BEGIN

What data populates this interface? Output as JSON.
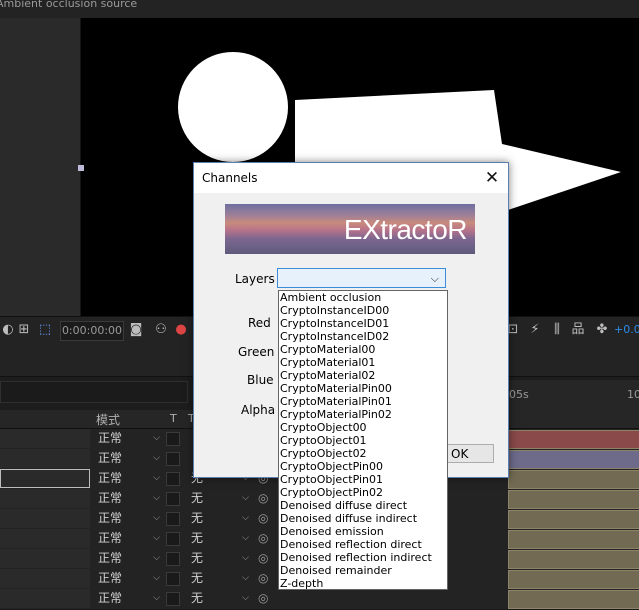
{
  "viewer": {
    "header_text": "Ambient occlusion source"
  },
  "toolbar": {
    "timecode": "0:00:00:00",
    "zoom_value": "+0.0"
  },
  "timeline": {
    "ruler": {
      "tick_05s": "05s",
      "tick_10": "10"
    },
    "columns": {
      "mode": "模式",
      "t": "T",
      "trkmat": "T"
    },
    "rows": [
      {
        "mode": "正常",
        "track": "",
        "bar_color": "#8a4a4a"
      },
      {
        "mode": "正常",
        "track": "",
        "bar_color": "#6d6a8a"
      },
      {
        "mode": "正常",
        "track": "无",
        "bar_color": "#726a53"
      },
      {
        "mode": "正常",
        "track": "无",
        "bar_color": "#726a53"
      },
      {
        "mode": "正常",
        "track": "无",
        "bar_color": "#726a53"
      },
      {
        "mode": "正常",
        "track": "无",
        "bar_color": "#726a53"
      },
      {
        "mode": "正常",
        "track": "无",
        "bar_color": "#726a53"
      },
      {
        "mode": "正常",
        "track": "无",
        "bar_color": "#726a53"
      },
      {
        "mode": "正常",
        "track": "无",
        "bar_color": "#726a53"
      }
    ]
  },
  "dialog": {
    "title": "Channels",
    "banner_text": "EXtractoR",
    "labels": {
      "layers": "Layers",
      "red": "Red",
      "green": "Green",
      "blue": "Blue",
      "alpha": "Alpha"
    },
    "layers_value": "",
    "ok_label": "OK"
  },
  "dropdown": {
    "options": [
      "Ambient occlusion",
      "CryptoInstanceID00",
      "CryptoInstanceID01",
      "CryptoInstanceID02",
      "CryptoMaterial00",
      "CryptoMaterial01",
      "CryptoMaterial02",
      "CryptoMaterialPin00",
      "CryptoMaterialPin01",
      "CryptoMaterialPin02",
      "CryptoObject00",
      "CryptoObject01",
      "CryptoObject02",
      "CryptoObjectPin00",
      "CryptoObjectPin01",
      "CryptoObjectPin02",
      "Denoised diffuse direct",
      "Denoised diffuse indirect",
      "Denoised emission",
      "Denoised reflection direct",
      "Denoised reflection indirect",
      "Denoised remainder",
      "Z-depth"
    ]
  },
  "colors": {
    "accent": "#2d8ceb",
    "dialog_border": "#5b7fb0",
    "selected_field": "#e7f1fb"
  }
}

END

*STATED TASK*: Repeat the listing verbatim. Skip the pictures.

*FULL SOLUTION*:
What data populates this interface? Output as JSON.
{
  "viewer": {
    "header_text": "Ambient occlusion source"
  },
  "toolbar": {
    "timecode": "0:00:00:00",
    "zoom_value": "+0.0"
  },
  "timeline": {
    "ruler": {
      "tick_05s": "05s",
      "tick_10": "10"
    },
    "columns": {
      "mode": "模式",
      "t": "T",
      "trkmat": "T"
    },
    "rows": [
      {
        "mode": "正常",
        "track": "",
        "bar_color": "#8a4a4a"
      },
      {
        "mode": "正常",
        "track": "",
        "bar_color": "#6d6a8a"
      },
      {
        "mode": "正常",
        "track": "无",
        "bar_color": "#726a53"
      },
      {
        "mode": "正常",
        "track": "无",
        "bar_color": "#726a53"
      },
      {
        "mode": "正常",
        "track": "无",
        "bar_color": "#726a53"
      },
      {
        "mode": "正常",
        "track": "无",
        "bar_color": "#726a53"
      },
      {
        "mode": "正常",
        "track": "无",
        "bar_color": "#726a53"
      },
      {
        "mode": "正常",
        "track": "无",
        "bar_color": "#726a53"
      },
      {
        "mode": "正常",
        "track": "无",
        "bar_color": "#726a53"
      }
    ]
  },
  "dialog": {
    "title": "Channels",
    "banner_text": "EXtractoR",
    "labels": {
      "layers": "Layers",
      "red": "Red",
      "green": "Green",
      "blue": "Blue",
      "alpha": "Alpha"
    },
    "layers_value": "",
    "ok_label": "OK"
  },
  "dropdown": {
    "options": [
      "Ambient occlusion",
      "CryptoInstanceID00",
      "CryptoInstanceID01",
      "CryptoInstanceID02",
      "CryptoMaterial00",
      "CryptoMaterial01",
      "CryptoMaterial02",
      "CryptoMaterialPin00",
      "CryptoMaterialPin01",
      "CryptoMaterialPin02",
      "CryptoObject00",
      "CryptoObject01",
      "CryptoObject02",
      "CryptoObjectPin00",
      "CryptoObjectPin01",
      "CryptoObjectPin02",
      "Denoised diffuse direct",
      "Denoised diffuse indirect",
      "Denoised emission",
      "Denoised reflection direct",
      "Denoised reflection indirect",
      "Denoised remainder",
      "Z-depth"
    ]
  },
  "colors": {
    "accent": "#2d8ceb",
    "dialog_border": "#5b7fb0",
    "selected_field": "#e7f1fb"
  }
}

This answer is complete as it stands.